§ **INSTRUCTIONS FOR THE TASK**: Give the material once more, word for word, without any images.

Stored entries
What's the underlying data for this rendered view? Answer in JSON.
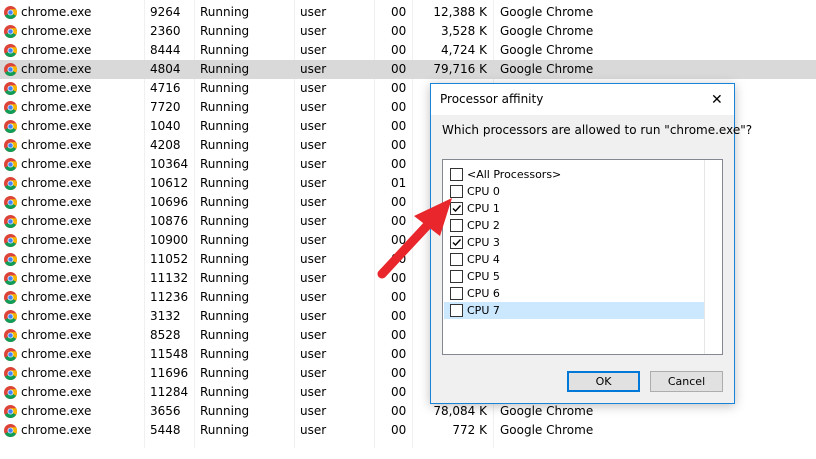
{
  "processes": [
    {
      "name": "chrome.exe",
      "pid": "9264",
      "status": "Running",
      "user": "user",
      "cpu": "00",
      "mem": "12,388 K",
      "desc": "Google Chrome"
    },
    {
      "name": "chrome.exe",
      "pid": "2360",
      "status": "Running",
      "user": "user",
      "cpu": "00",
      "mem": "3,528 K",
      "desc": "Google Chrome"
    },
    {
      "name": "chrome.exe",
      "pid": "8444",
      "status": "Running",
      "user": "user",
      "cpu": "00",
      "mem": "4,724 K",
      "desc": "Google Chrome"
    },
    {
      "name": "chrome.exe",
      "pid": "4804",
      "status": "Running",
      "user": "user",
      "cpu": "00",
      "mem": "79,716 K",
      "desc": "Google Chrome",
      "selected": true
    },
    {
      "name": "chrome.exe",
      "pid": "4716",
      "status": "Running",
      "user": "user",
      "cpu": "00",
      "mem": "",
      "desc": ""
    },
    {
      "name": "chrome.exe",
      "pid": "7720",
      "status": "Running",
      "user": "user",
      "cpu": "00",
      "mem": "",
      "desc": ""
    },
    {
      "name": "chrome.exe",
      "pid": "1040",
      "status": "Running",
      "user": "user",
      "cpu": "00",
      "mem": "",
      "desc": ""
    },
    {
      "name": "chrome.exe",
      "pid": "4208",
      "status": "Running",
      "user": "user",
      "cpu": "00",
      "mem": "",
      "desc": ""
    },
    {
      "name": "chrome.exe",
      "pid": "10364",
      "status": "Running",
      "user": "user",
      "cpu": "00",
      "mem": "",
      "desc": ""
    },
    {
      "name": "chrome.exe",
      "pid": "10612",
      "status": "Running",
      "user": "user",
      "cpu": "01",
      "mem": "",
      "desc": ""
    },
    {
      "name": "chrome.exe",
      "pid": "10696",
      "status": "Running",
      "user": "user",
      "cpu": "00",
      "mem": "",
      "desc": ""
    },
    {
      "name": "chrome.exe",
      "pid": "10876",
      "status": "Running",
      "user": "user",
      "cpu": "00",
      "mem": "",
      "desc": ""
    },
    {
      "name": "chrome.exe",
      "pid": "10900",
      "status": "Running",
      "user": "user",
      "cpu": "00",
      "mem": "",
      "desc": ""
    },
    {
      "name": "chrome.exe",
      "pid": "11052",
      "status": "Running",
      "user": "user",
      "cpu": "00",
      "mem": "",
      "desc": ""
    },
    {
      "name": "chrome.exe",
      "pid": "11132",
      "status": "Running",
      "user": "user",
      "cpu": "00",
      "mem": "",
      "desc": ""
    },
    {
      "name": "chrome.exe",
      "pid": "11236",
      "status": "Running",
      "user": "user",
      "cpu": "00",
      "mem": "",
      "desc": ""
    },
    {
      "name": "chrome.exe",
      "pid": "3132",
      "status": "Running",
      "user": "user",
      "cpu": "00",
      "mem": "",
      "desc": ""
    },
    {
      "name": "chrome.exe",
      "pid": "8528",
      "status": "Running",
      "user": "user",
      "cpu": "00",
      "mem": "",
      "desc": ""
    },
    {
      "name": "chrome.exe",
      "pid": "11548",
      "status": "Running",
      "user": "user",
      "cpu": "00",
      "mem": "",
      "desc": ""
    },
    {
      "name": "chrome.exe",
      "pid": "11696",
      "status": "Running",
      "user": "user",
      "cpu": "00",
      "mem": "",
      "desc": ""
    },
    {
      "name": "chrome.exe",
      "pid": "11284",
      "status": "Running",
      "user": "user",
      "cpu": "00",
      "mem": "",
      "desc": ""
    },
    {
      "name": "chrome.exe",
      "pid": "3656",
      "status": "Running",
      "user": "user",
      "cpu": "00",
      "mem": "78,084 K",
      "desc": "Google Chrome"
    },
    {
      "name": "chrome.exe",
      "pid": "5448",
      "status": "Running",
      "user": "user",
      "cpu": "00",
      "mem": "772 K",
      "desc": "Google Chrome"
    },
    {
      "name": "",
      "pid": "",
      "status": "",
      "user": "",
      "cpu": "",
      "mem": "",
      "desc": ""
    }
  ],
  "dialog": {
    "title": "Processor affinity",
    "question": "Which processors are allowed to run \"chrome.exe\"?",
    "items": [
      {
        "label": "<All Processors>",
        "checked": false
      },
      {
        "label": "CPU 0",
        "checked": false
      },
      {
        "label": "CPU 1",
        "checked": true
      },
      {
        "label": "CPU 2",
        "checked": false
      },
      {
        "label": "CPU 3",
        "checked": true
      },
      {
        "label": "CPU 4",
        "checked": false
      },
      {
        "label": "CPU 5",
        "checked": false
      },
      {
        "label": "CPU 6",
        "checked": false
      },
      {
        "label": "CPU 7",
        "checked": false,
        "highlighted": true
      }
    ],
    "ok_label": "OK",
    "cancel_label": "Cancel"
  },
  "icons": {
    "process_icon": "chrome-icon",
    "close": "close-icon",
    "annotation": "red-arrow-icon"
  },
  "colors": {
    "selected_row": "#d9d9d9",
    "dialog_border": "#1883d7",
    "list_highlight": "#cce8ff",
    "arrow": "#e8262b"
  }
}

§ **TASK ANSWER**:
What's the underlying data for this rendered view? Answer in JSON.
{
  "processes": [
    {
      "name": "chrome.exe",
      "pid": "9264",
      "status": "Running",
      "user": "user",
      "cpu": "00",
      "mem": "12,388 K",
      "desc": "Google Chrome"
    },
    {
      "name": "chrome.exe",
      "pid": "2360",
      "status": "Running",
      "user": "user",
      "cpu": "00",
      "mem": "3,528 K",
      "desc": "Google Chrome"
    },
    {
      "name": "chrome.exe",
      "pid": "8444",
      "status": "Running",
      "user": "user",
      "cpu": "00",
      "mem": "4,724 K",
      "desc": "Google Chrome"
    },
    {
      "name": "chrome.exe",
      "pid": "4804",
      "status": "Running",
      "user": "user",
      "cpu": "00",
      "mem": "79,716 K",
      "desc": "Google Chrome",
      "selected": true
    },
    {
      "name": "chrome.exe",
      "pid": "4716",
      "status": "Running",
      "user": "user",
      "cpu": "00",
      "mem": "",
      "desc": ""
    },
    {
      "name": "chrome.exe",
      "pid": "7720",
      "status": "Running",
      "user": "user",
      "cpu": "00",
      "mem": "",
      "desc": ""
    },
    {
      "name": "chrome.exe",
      "pid": "1040",
      "status": "Running",
      "user": "user",
      "cpu": "00",
      "mem": "",
      "desc": ""
    },
    {
      "name": "chrome.exe",
      "pid": "4208",
      "status": "Running",
      "user": "user",
      "cpu": "00",
      "mem": "",
      "desc": ""
    },
    {
      "name": "chrome.exe",
      "pid": "10364",
      "status": "Running",
      "user": "user",
      "cpu": "00",
      "mem": "",
      "desc": ""
    },
    {
      "name": "chrome.exe",
      "pid": "10612",
      "status": "Running",
      "user": "user",
      "cpu": "01",
      "mem": "",
      "desc": ""
    },
    {
      "name": "chrome.exe",
      "pid": "10696",
      "status": "Running",
      "user": "user",
      "cpu": "00",
      "mem": "",
      "desc": ""
    },
    {
      "name": "chrome.exe",
      "pid": "10876",
      "status": "Running",
      "user": "user",
      "cpu": "00",
      "mem": "",
      "desc": ""
    },
    {
      "name": "chrome.exe",
      "pid": "10900",
      "status": "Running",
      "user": "user",
      "cpu": "00",
      "mem": "",
      "desc": ""
    },
    {
      "name": "chrome.exe",
      "pid": "11052",
      "status": "Running",
      "user": "user",
      "cpu": "00",
      "mem": "",
      "desc": ""
    },
    {
      "name": "chrome.exe",
      "pid": "11132",
      "status": "Running",
      "user": "user",
      "cpu": "00",
      "mem": "",
      "desc": ""
    },
    {
      "name": "chrome.exe",
      "pid": "11236",
      "status": "Running",
      "user": "user",
      "cpu": "00",
      "mem": "",
      "desc": ""
    },
    {
      "name": "chrome.exe",
      "pid": "3132",
      "status": "Running",
      "user": "user",
      "cpu": "00",
      "mem": "",
      "desc": ""
    },
    {
      "name": "chrome.exe",
      "pid": "8528",
      "status": "Running",
      "user": "user",
      "cpu": "00",
      "mem": "",
      "desc": ""
    },
    {
      "name": "chrome.exe",
      "pid": "11548",
      "status": "Running",
      "user": "user",
      "cpu": "00",
      "mem": "",
      "desc": ""
    },
    {
      "name": "chrome.exe",
      "pid": "11696",
      "status": "Running",
      "user": "user",
      "cpu": "00",
      "mem": "",
      "desc": ""
    },
    {
      "name": "chrome.exe",
      "pid": "11284",
      "status": "Running",
      "user": "user",
      "cpu": "00",
      "mem": "",
      "desc": ""
    },
    {
      "name": "chrome.exe",
      "pid": "3656",
      "status": "Running",
      "user": "user",
      "cpu": "00",
      "mem": "78,084 K",
      "desc": "Google Chrome"
    },
    {
      "name": "chrome.exe",
      "pid": "5448",
      "status": "Running",
      "user": "user",
      "cpu": "00",
      "mem": "772 K",
      "desc": "Google Chrome"
    },
    {
      "name": "",
      "pid": "",
      "status": "",
      "user": "",
      "cpu": "",
      "mem": "",
      "desc": ""
    }
  ],
  "dialog": {
    "title": "Processor affinity",
    "question": "Which processors are allowed to run \"chrome.exe\"?",
    "items": [
      {
        "label": "<All Processors>",
        "checked": false
      },
      {
        "label": "CPU 0",
        "checked": false
      },
      {
        "label": "CPU 1",
        "checked": true
      },
      {
        "label": "CPU 2",
        "checked": false
      },
      {
        "label": "CPU 3",
        "checked": true
      },
      {
        "label": "CPU 4",
        "checked": false
      },
      {
        "label": "CPU 5",
        "checked": false
      },
      {
        "label": "CPU 6",
        "checked": false
      },
      {
        "label": "CPU 7",
        "checked": false,
        "highlighted": true
      }
    ],
    "ok_label": "OK",
    "cancel_label": "Cancel"
  },
  "icons": {
    "process_icon": "chrome-icon",
    "close": "close-icon",
    "annotation": "red-arrow-icon"
  },
  "colors": {
    "selected_row": "#d9d9d9",
    "dialog_border": "#1883d7",
    "list_highlight": "#cce8ff",
    "arrow": "#e8262b"
  }
}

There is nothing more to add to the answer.